**Task instructions**. Pictures in the data below are not part of the copy; transcribe everything else exactly.

**Information shown**.

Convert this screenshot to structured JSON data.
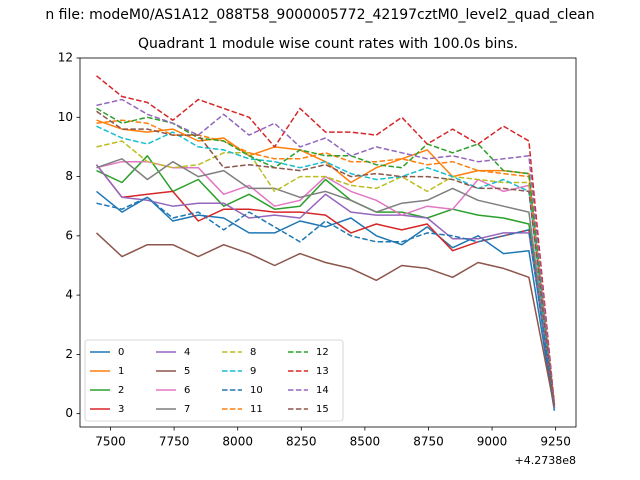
{
  "suptitle": "n file: modeM0/AS1A12_088T58_9000005772_42197cztM0_level2_quad_clean",
  "chart_data": {
    "type": "line",
    "title": "Quadrant 1 module wise count rates with 100.0s bins.",
    "xlabel": "",
    "ylabel": "",
    "x_offset_label": "+4.2738e8",
    "xlim": [
      7380,
      9330
    ],
    "ylim": [
      -0.45,
      12
    ],
    "xticks": [
      7500,
      7750,
      8000,
      8250,
      8500,
      8750,
      9000,
      9250
    ],
    "xtick_labels": [
      "7500",
      "7750",
      "8000",
      "8250",
      "8500",
      "8750",
      "9000",
      "9250"
    ],
    "yticks": [
      0,
      2,
      4,
      6,
      8,
      10,
      12
    ],
    "ytick_labels": [
      "0",
      "2",
      "4",
      "6",
      "8",
      "10",
      "12"
    ],
    "grid": false,
    "legend_position": "lower-left",
    "legend_columns": 4,
    "x": [
      7445,
      7545,
      7645,
      7745,
      7845,
      7945,
      8045,
      8145,
      8245,
      8345,
      8445,
      8545,
      8645,
      8745,
      8845,
      8945,
      9045,
      9145,
      9245
    ],
    "series": [
      {
        "name": "0",
        "color": "#1f77b4",
        "dashed": false,
        "values": [
          7.5,
          6.8,
          7.3,
          6.5,
          6.7,
          6.6,
          6.1,
          6.1,
          6.5,
          6.3,
          6.6,
          6.0,
          5.7,
          6.3,
          5.6,
          6.0,
          5.4,
          5.5,
          0.1
        ]
      },
      {
        "name": "1",
        "color": "#ff7f0e",
        "dashed": false,
        "values": [
          9.9,
          9.6,
          9.5,
          9.6,
          9.2,
          9.3,
          8.7,
          9.0,
          8.9,
          8.5,
          7.8,
          8.3,
          8.6,
          8.9,
          8.0,
          8.2,
          8.2,
          8.1,
          0.3
        ]
      },
      {
        "name": "2",
        "color": "#2ca02c",
        "dashed": false,
        "values": [
          8.2,
          7.8,
          8.7,
          7.5,
          7.9,
          7.0,
          7.4,
          6.9,
          7.0,
          7.9,
          7.2,
          6.8,
          6.8,
          6.6,
          6.9,
          6.7,
          6.6,
          6.4,
          0.2
        ]
      },
      {
        "name": "3",
        "color": "#d62728",
        "dashed": false,
        "values": [
          8.4,
          7.3,
          7.4,
          7.5,
          6.5,
          6.9,
          6.9,
          6.8,
          6.8,
          6.7,
          6.1,
          6.4,
          6.2,
          6.4,
          5.5,
          5.8,
          6.0,
          6.2,
          0.2
        ]
      },
      {
        "name": "4",
        "color": "#9467bd",
        "dashed": false,
        "values": [
          8.4,
          7.3,
          7.2,
          7.0,
          7.1,
          7.1,
          6.6,
          6.7,
          6.6,
          7.4,
          6.8,
          6.7,
          6.7,
          6.6,
          5.9,
          5.9,
          6.1,
          6.1,
          0.3
        ]
      },
      {
        "name": "5",
        "color": "#8c564b",
        "dashed": false,
        "values": [
          6.1,
          5.3,
          5.7,
          5.7,
          5.3,
          5.7,
          5.4,
          5.0,
          5.4,
          5.1,
          4.9,
          4.5,
          5.0,
          4.9,
          4.6,
          5.1,
          4.9,
          4.6,
          0.2
        ]
      },
      {
        "name": "6",
        "color": "#e377c2",
        "dashed": false,
        "values": [
          8.3,
          8.5,
          8.5,
          8.3,
          8.3,
          7.4,
          7.7,
          7.0,
          7.2,
          8.0,
          7.5,
          7.2,
          6.7,
          7.0,
          6.9,
          7.9,
          7.5,
          7.7,
          0.3
        ]
      },
      {
        "name": "7",
        "color": "#7f7f7f",
        "dashed": false,
        "values": [
          8.3,
          8.6,
          7.9,
          8.5,
          8.0,
          8.2,
          7.6,
          7.6,
          7.3,
          7.5,
          7.2,
          6.8,
          7.1,
          7.2,
          7.6,
          7.2,
          7.0,
          6.8,
          0.2
        ]
      },
      {
        "name": "8",
        "color": "#bcbd22",
        "dashed": true,
        "values": [
          9.0,
          9.2,
          8.5,
          8.3,
          8.4,
          8.8,
          8.8,
          7.5,
          8.0,
          8.0,
          7.7,
          7.6,
          8.0,
          7.5,
          8.0,
          7.9,
          7.8,
          7.8,
          0.2
        ]
      },
      {
        "name": "9",
        "color": "#17becf",
        "dashed": true,
        "values": [
          9.7,
          9.3,
          9.1,
          9.5,
          9.0,
          8.9,
          8.6,
          8.5,
          8.3,
          8.5,
          8.1,
          7.9,
          8.0,
          8.3,
          8.0,
          7.6,
          7.9,
          7.5,
          0.2
        ]
      },
      {
        "name": "10",
        "color": "#1f77b4",
        "dashed": true,
        "values": [
          7.1,
          6.9,
          7.3,
          6.6,
          6.8,
          6.2,
          6.8,
          6.3,
          5.8,
          6.5,
          6.0,
          5.8,
          5.8,
          6.1,
          6.0,
          5.8,
          6.0,
          6.2,
          0.2
        ]
      },
      {
        "name": "11",
        "color": "#ff7f0e",
        "dashed": true,
        "values": [
          9.8,
          9.9,
          9.8,
          9.4,
          9.4,
          9.2,
          8.8,
          8.6,
          8.6,
          8.8,
          8.5,
          8.5,
          8.6,
          8.4,
          8.5,
          8.2,
          8.1,
          8.0,
          0.3
        ]
      },
      {
        "name": "12",
        "color": "#2ca02c",
        "dashed": true,
        "values": [
          10.3,
          9.8,
          10.0,
          9.8,
          9.3,
          9.2,
          8.7,
          8.3,
          8.9,
          8.7,
          8.7,
          8.4,
          8.3,
          9.1,
          8.8,
          9.1,
          8.2,
          8.1,
          0.3
        ]
      },
      {
        "name": "13",
        "color": "#d62728",
        "dashed": true,
        "values": [
          11.4,
          10.7,
          10.5,
          9.9,
          10.6,
          10.3,
          10.0,
          9.0,
          10.3,
          9.5,
          9.5,
          9.4,
          10.0,
          9.1,
          9.6,
          9.1,
          9.7,
          9.2,
          0.3
        ]
      },
      {
        "name": "14",
        "color": "#9467bd",
        "dashed": true,
        "values": [
          10.4,
          10.6,
          10.1,
          9.8,
          9.4,
          10.1,
          9.4,
          9.8,
          9.0,
          9.3,
          8.7,
          9.0,
          8.8,
          8.6,
          8.7,
          8.5,
          8.6,
          8.7,
          0.2
        ]
      },
      {
        "name": "15",
        "color": "#8c564b",
        "dashed": true,
        "values": [
          10.2,
          9.6,
          9.6,
          9.4,
          9.4,
          8.3,
          8.4,
          8.3,
          8.2,
          8.4,
          8.0,
          8.1,
          8.0,
          8.0,
          7.9,
          7.6,
          7.6,
          7.5,
          0.2
        ]
      }
    ]
  }
}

**Task answer**.
Convert this screenshot to structured JSON data.
{
  "suptitle": "n file: modeM0/AS1A12_088T58_9000005772_42197cztM0_level2_quad_clean",
  "chart_data": {
    "type": "line",
    "title": "Quadrant 1 module wise count rates with 100.0s bins.",
    "xlabel": "",
    "ylabel": "",
    "x_offset_label": "+4.2738e8",
    "xlim": [
      7380,
      9330
    ],
    "ylim": [
      -0.45,
      12
    ],
    "xticks": [
      7500,
      7750,
      8000,
      8250,
      8500,
      8750,
      9000,
      9250
    ],
    "xtick_labels": [
      "7500",
      "7750",
      "8000",
      "8250",
      "8500",
      "8750",
      "9000",
      "9250"
    ],
    "yticks": [
      0,
      2,
      4,
      6,
      8,
      10,
      12
    ],
    "ytick_labels": [
      "0",
      "2",
      "4",
      "6",
      "8",
      "10",
      "12"
    ],
    "grid": false,
    "legend_position": "lower-left",
    "legend_columns": 4,
    "x": [
      7445,
      7545,
      7645,
      7745,
      7845,
      7945,
      8045,
      8145,
      8245,
      8345,
      8445,
      8545,
      8645,
      8745,
      8845,
      8945,
      9045,
      9145,
      9245
    ],
    "series": [
      {
        "name": "0",
        "color": "#1f77b4",
        "dashed": false,
        "values": [
          7.5,
          6.8,
          7.3,
          6.5,
          6.7,
          6.6,
          6.1,
          6.1,
          6.5,
          6.3,
          6.6,
          6.0,
          5.7,
          6.3,
          5.6,
          6.0,
          5.4,
          5.5,
          0.1
        ]
      },
      {
        "name": "1",
        "color": "#ff7f0e",
        "dashed": false,
        "values": [
          9.9,
          9.6,
          9.5,
          9.6,
          9.2,
          9.3,
          8.7,
          9.0,
          8.9,
          8.5,
          7.8,
          8.3,
          8.6,
          8.9,
          8.0,
          8.2,
          8.2,
          8.1,
          0.3
        ]
      },
      {
        "name": "2",
        "color": "#2ca02c",
        "dashed": false,
        "values": [
          8.2,
          7.8,
          8.7,
          7.5,
          7.9,
          7.0,
          7.4,
          6.9,
          7.0,
          7.9,
          7.2,
          6.8,
          6.8,
          6.6,
          6.9,
          6.7,
          6.6,
          6.4,
          0.2
        ]
      },
      {
        "name": "3",
        "color": "#d62728",
        "dashed": false,
        "values": [
          8.4,
          7.3,
          7.4,
          7.5,
          6.5,
          6.9,
          6.9,
          6.8,
          6.8,
          6.7,
          6.1,
          6.4,
          6.2,
          6.4,
          5.5,
          5.8,
          6.0,
          6.2,
          0.2
        ]
      },
      {
        "name": "4",
        "color": "#9467bd",
        "dashed": false,
        "values": [
          8.4,
          7.3,
          7.2,
          7.0,
          7.1,
          7.1,
          6.6,
          6.7,
          6.6,
          7.4,
          6.8,
          6.7,
          6.7,
          6.6,
          5.9,
          5.9,
          6.1,
          6.1,
          0.3
        ]
      },
      {
        "name": "5",
        "color": "#8c564b",
        "dashed": false,
        "values": [
          6.1,
          5.3,
          5.7,
          5.7,
          5.3,
          5.7,
          5.4,
          5.0,
          5.4,
          5.1,
          4.9,
          4.5,
          5.0,
          4.9,
          4.6,
          5.1,
          4.9,
          4.6,
          0.2
        ]
      },
      {
        "name": "6",
        "color": "#e377c2",
        "dashed": false,
        "values": [
          8.3,
          8.5,
          8.5,
          8.3,
          8.3,
          7.4,
          7.7,
          7.0,
          7.2,
          8.0,
          7.5,
          7.2,
          6.7,
          7.0,
          6.9,
          7.9,
          7.5,
          7.7,
          0.3
        ]
      },
      {
        "name": "7",
        "color": "#7f7f7f",
        "dashed": false,
        "values": [
          8.3,
          8.6,
          7.9,
          8.5,
          8.0,
          8.2,
          7.6,
          7.6,
          7.3,
          7.5,
          7.2,
          6.8,
          7.1,
          7.2,
          7.6,
          7.2,
          7.0,
          6.8,
          0.2
        ]
      },
      {
        "name": "8",
        "color": "#bcbd22",
        "dashed": true,
        "values": [
          9.0,
          9.2,
          8.5,
          8.3,
          8.4,
          8.8,
          8.8,
          7.5,
          8.0,
          8.0,
          7.7,
          7.6,
          8.0,
          7.5,
          8.0,
          7.9,
          7.8,
          7.8,
          0.2
        ]
      },
      {
        "name": "9",
        "color": "#17becf",
        "dashed": true,
        "values": [
          9.7,
          9.3,
          9.1,
          9.5,
          9.0,
          8.9,
          8.6,
          8.5,
          8.3,
          8.5,
          8.1,
          7.9,
          8.0,
          8.3,
          8.0,
          7.6,
          7.9,
          7.5,
          0.2
        ]
      },
      {
        "name": "10",
        "color": "#1f77b4",
        "dashed": true,
        "values": [
          7.1,
          6.9,
          7.3,
          6.6,
          6.8,
          6.2,
          6.8,
          6.3,
          5.8,
          6.5,
          6.0,
          5.8,
          5.8,
          6.1,
          6.0,
          5.8,
          6.0,
          6.2,
          0.2
        ]
      },
      {
        "name": "11",
        "color": "#ff7f0e",
        "dashed": true,
        "values": [
          9.8,
          9.9,
          9.8,
          9.4,
          9.4,
          9.2,
          8.8,
          8.6,
          8.6,
          8.8,
          8.5,
          8.5,
          8.6,
          8.4,
          8.5,
          8.2,
          8.1,
          8.0,
          0.3
        ]
      },
      {
        "name": "12",
        "color": "#2ca02c",
        "dashed": true,
        "values": [
          10.3,
          9.8,
          10.0,
          9.8,
          9.3,
          9.2,
          8.7,
          8.3,
          8.9,
          8.7,
          8.7,
          8.4,
          8.3,
          9.1,
          8.8,
          9.1,
          8.2,
          8.1,
          0.3
        ]
      },
      {
        "name": "13",
        "color": "#d62728",
        "dashed": true,
        "values": [
          11.4,
          10.7,
          10.5,
          9.9,
          10.6,
          10.3,
          10.0,
          9.0,
          10.3,
          9.5,
          9.5,
          9.4,
          10.0,
          9.1,
          9.6,
          9.1,
          9.7,
          9.2,
          0.3
        ]
      },
      {
        "name": "14",
        "color": "#9467bd",
        "dashed": true,
        "values": [
          10.4,
          10.6,
          10.1,
          9.8,
          9.4,
          10.1,
          9.4,
          9.8,
          9.0,
          9.3,
          8.7,
          9.0,
          8.8,
          8.6,
          8.7,
          8.5,
          8.6,
          8.7,
          0.2
        ]
      },
      {
        "name": "15",
        "color": "#8c564b",
        "dashed": true,
        "values": [
          10.2,
          9.6,
          9.6,
          9.4,
          9.4,
          8.3,
          8.4,
          8.3,
          8.2,
          8.4,
          8.0,
          8.1,
          8.0,
          8.0,
          7.9,
          7.6,
          7.6,
          7.5,
          0.2
        ]
      }
    ]
  }
}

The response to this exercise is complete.